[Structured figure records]
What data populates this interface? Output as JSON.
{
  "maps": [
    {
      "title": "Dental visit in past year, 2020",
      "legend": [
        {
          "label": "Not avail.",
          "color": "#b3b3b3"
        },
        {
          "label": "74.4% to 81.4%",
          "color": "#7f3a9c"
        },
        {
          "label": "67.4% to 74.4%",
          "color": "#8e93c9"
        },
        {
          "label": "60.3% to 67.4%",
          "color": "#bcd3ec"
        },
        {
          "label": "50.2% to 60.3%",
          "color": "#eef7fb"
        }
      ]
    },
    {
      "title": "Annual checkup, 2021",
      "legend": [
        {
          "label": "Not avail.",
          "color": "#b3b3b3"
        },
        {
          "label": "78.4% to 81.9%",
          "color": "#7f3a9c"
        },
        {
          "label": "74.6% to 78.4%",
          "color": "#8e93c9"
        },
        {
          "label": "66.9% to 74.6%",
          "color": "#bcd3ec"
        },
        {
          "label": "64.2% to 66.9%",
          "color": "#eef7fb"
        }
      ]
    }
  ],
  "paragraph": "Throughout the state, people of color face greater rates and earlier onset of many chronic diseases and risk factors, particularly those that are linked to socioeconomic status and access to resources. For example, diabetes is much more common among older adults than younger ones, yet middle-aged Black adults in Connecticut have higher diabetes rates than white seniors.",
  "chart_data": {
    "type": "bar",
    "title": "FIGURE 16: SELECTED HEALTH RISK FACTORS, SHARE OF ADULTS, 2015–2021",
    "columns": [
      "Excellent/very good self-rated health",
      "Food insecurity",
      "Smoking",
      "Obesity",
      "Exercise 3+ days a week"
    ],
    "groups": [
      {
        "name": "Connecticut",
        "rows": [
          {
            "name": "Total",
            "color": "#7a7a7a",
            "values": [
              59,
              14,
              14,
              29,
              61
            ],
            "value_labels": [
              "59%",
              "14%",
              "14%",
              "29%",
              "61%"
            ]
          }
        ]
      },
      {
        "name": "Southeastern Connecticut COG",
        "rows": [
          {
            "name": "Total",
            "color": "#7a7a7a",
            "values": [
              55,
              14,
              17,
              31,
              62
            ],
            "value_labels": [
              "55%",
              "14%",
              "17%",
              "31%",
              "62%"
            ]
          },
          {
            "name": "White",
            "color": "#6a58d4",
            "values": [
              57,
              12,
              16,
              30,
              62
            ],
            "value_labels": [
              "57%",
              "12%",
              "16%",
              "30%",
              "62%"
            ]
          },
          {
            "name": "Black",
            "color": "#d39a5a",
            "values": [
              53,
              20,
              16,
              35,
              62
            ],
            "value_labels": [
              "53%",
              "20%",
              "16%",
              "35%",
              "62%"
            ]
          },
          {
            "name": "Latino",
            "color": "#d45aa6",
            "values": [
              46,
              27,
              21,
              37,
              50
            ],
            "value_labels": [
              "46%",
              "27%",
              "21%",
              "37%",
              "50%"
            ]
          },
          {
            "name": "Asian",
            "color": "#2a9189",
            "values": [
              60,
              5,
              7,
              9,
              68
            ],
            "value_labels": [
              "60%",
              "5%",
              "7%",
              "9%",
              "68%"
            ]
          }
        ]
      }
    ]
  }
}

• Stated problem: Look through the entries and return every line where "Black" appears.

• Exercise result:
  "paragraph": "Throughout the state, people of color face greater rates and earlier onset of many chronic diseases and risk factors, particularly those that are linked to socioeconomic status and access to resources. For example, diabetes is much more common among older adults than younger ones, yet middle-aged Black adults in Connecticut have higher diabetes rates than white seniors.",
            "name": "Black",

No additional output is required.